◆ TASK INSTRUCTIONS
Transcribe the records below exactly, leaving out any pictures.

(Stored items)
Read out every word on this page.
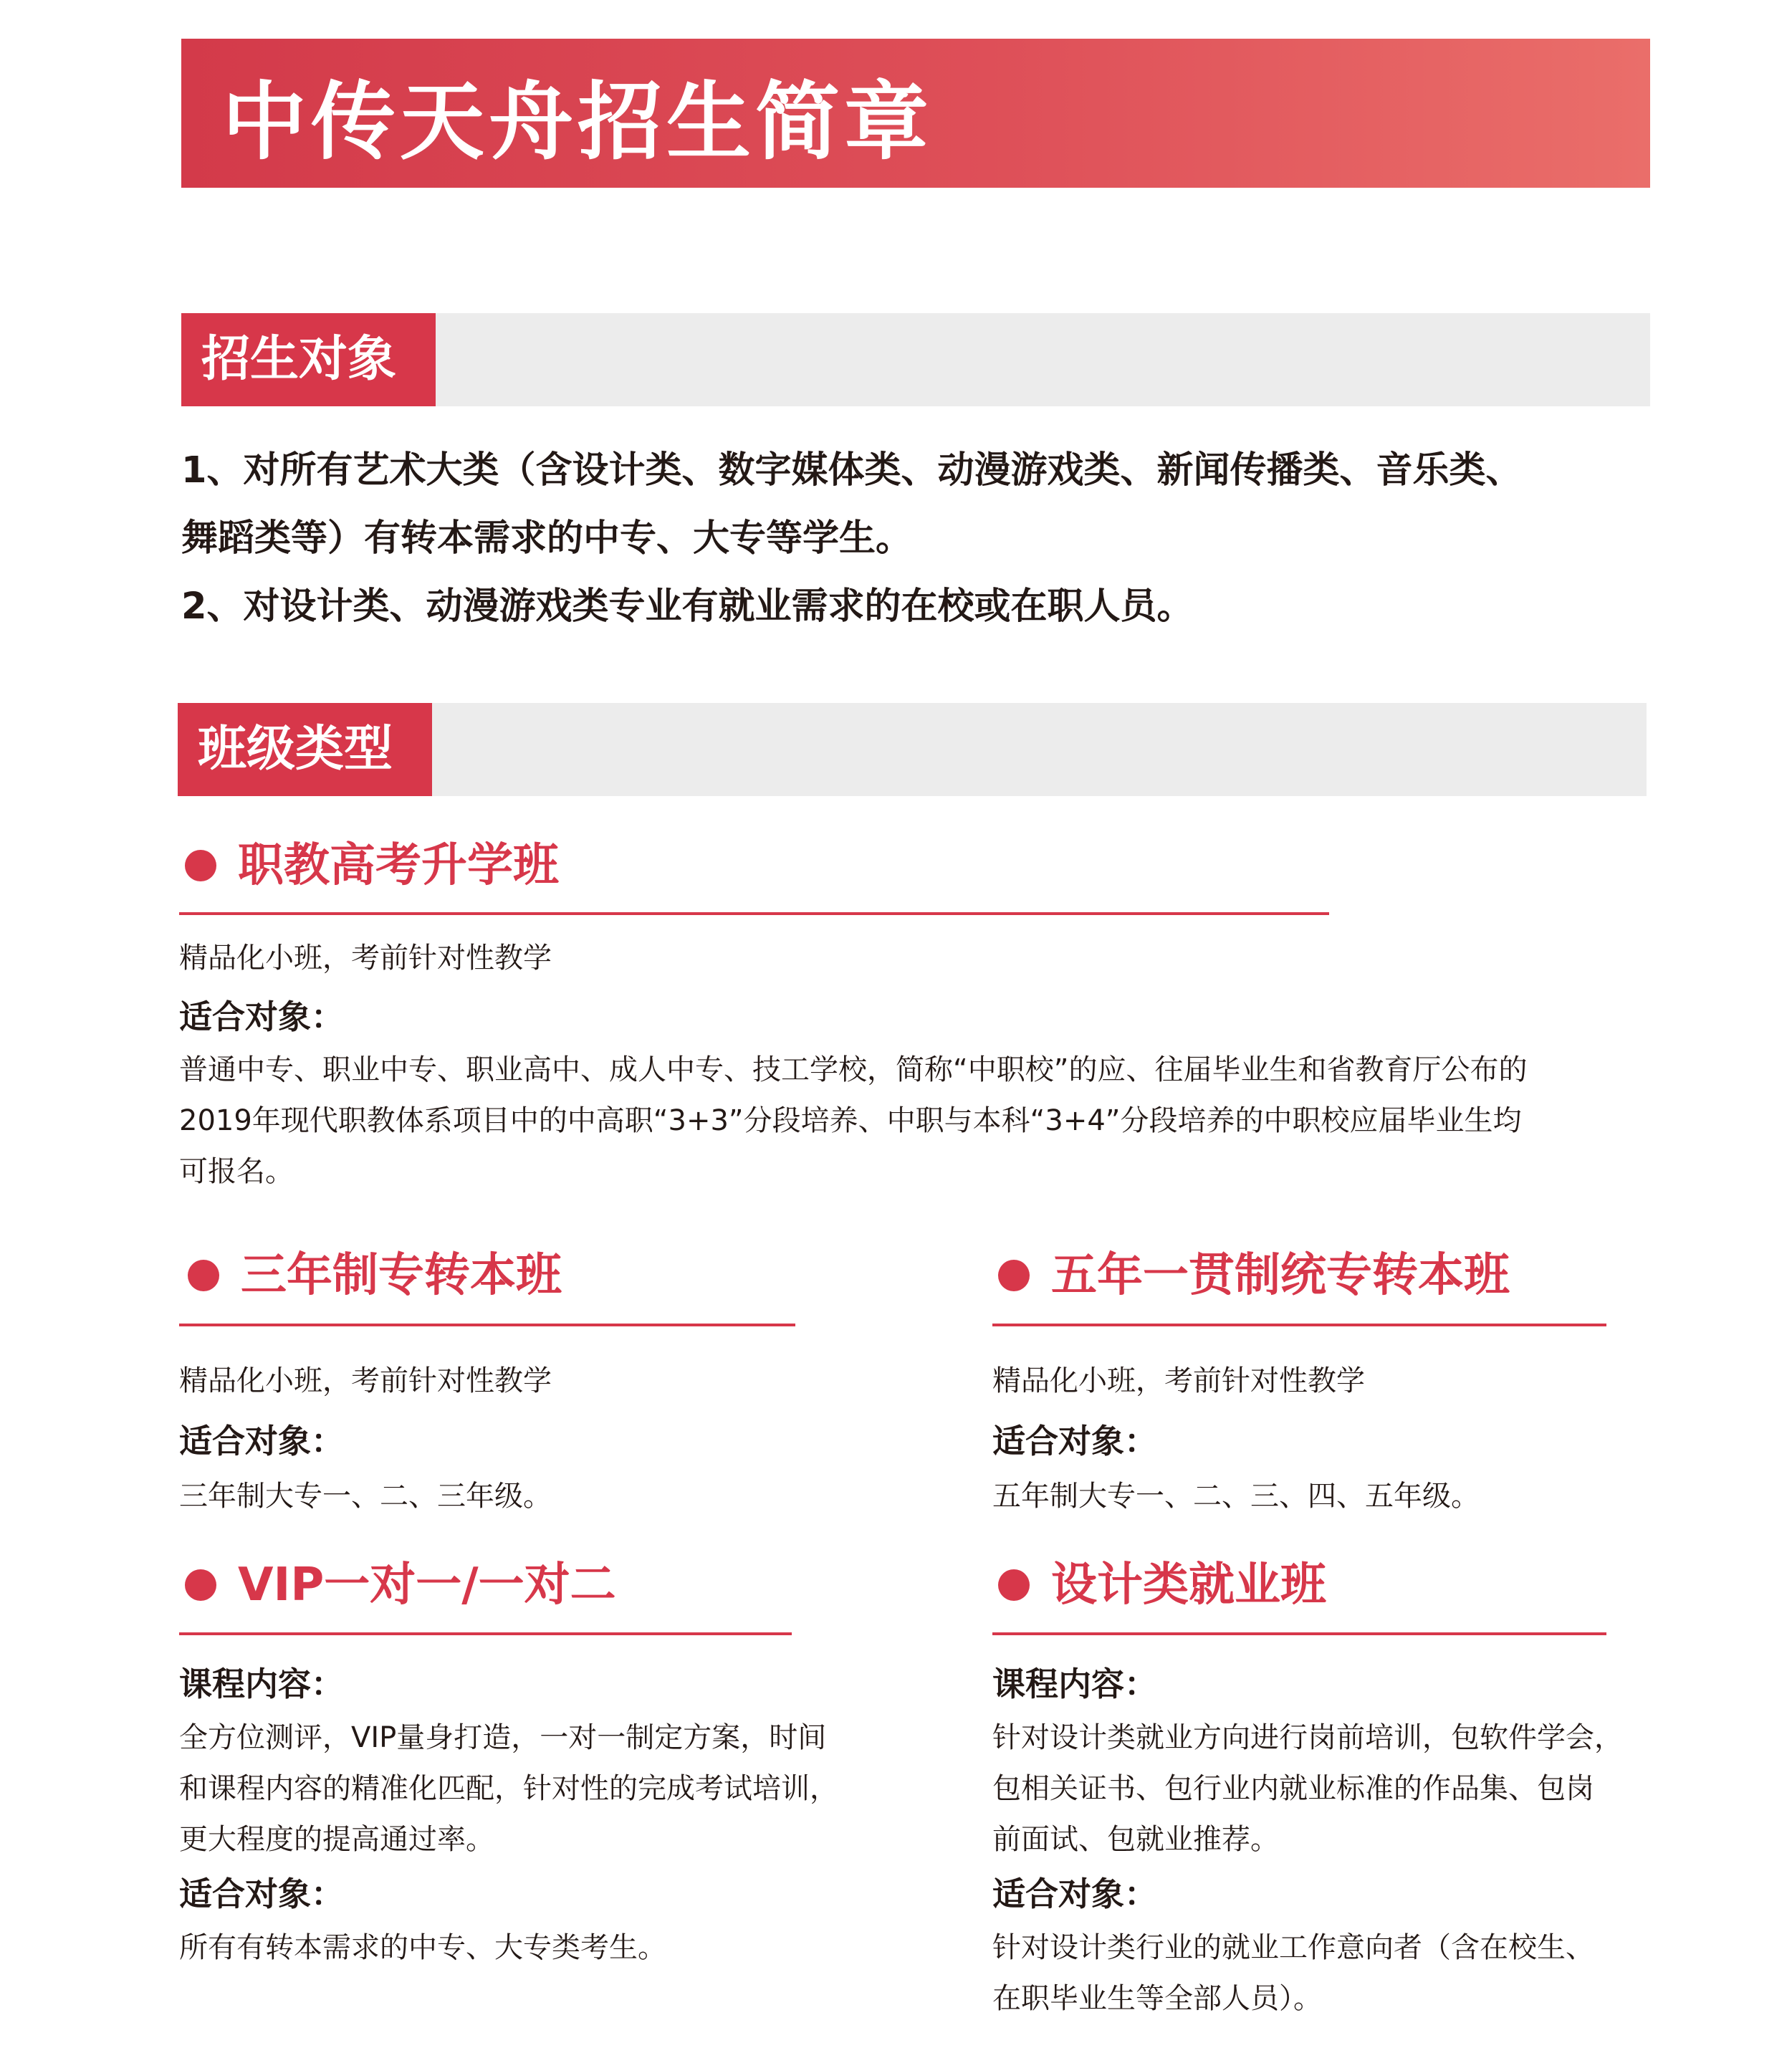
中传天舟招生简章
招生对象
1、对所有艺术大类（含设计类、数字媒体类、动漫游戏类、新闻传播类、音乐类、
舞蹈类等）有转本需求的中专、大专等学生。
2、对设计类、动漫游戏类专业有就业需求的在校或在职人员。
班级类型
职教高考升学班
精品化小班，考前针对性教学
适合对象：
普通中专、职业中专、职业高中、成人中专、技工学校，简称“中职校”的应、往届毕业生和省教育厅公布的
2019年现代职教体系项目中的中高职“3+3”分段培养、中职与本科“3+4”分段培养的中职校应届毕业生均
可报名。
三年制专转本班
精品化小班，考前针对性教学
适合对象：
三年制大专一、二、三年级。
五年一贯制统专转本班
精品化小班，考前针对性教学
适合对象：
五年制大专一、二、三、四、五年级。
VIP一对一/一对二
课程内容：
全方位测评，VIP量身打造，一对一制定方案，时间
和课程内容的精准化匹配，针对性的完成考试培训，
更大程度的提高通过率。
适合对象：
所有有转本需求的中专、大专类考生。
设计类就业班
课程内容：
针对设计类就业方向进行岗前培训，包软件学会，
包相关证书、包行业内就业标准的作品集、包岗
前面试、包就业推荐。
适合对象：
针对设计类行业的就业工作意向者（含在校生、
在职毕业生等全部人员）。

◆ FINAL RESULT
Read out every word on this page.
中传天舟招生简章
招生对象
1、对所有艺术大类（含设计类、数字媒体类、动漫游戏类、新闻传播类、音乐类、
舞蹈类等）有转本需求的中专、大专等学生。
2、对设计类、动漫游戏类专业有就业需求的在校或在职人员。
班级类型
职教高考升学班
精品化小班，考前针对性教学
适合对象：
普通中专、职业中专、职业高中、成人中专、技工学校，简称“中职校”的应、往届毕业生和省教育厅公布的
2019年现代职教体系项目中的中高职“3+3”分段培养、中职与本科“3+4”分段培养的中职校应届毕业生均
可报名。
三年制专转本班
精品化小班，考前针对性教学
适合对象：
三年制大专一、二、三年级。
五年一贯制统专转本班
精品化小班，考前针对性教学
适合对象：
五年制大专一、二、三、四、五年级。
VIP一对一/一对二
课程内容：
全方位测评，VIP量身打造，一对一制定方案，时间
和课程内容的精准化匹配，针对性的完成考试培训，
更大程度的提高通过率。
适合对象：
所有有转本需求的中专、大专类考生。
设计类就业班
课程内容：
针对设计类就业方向进行岗前培训，包软件学会，
包相关证书、包行业内就业标准的作品集、包岗
前面试、包就业推荐。
适合对象：
针对设计类行业的就业工作意向者（含在校生、
在职毕业生等全部人员）。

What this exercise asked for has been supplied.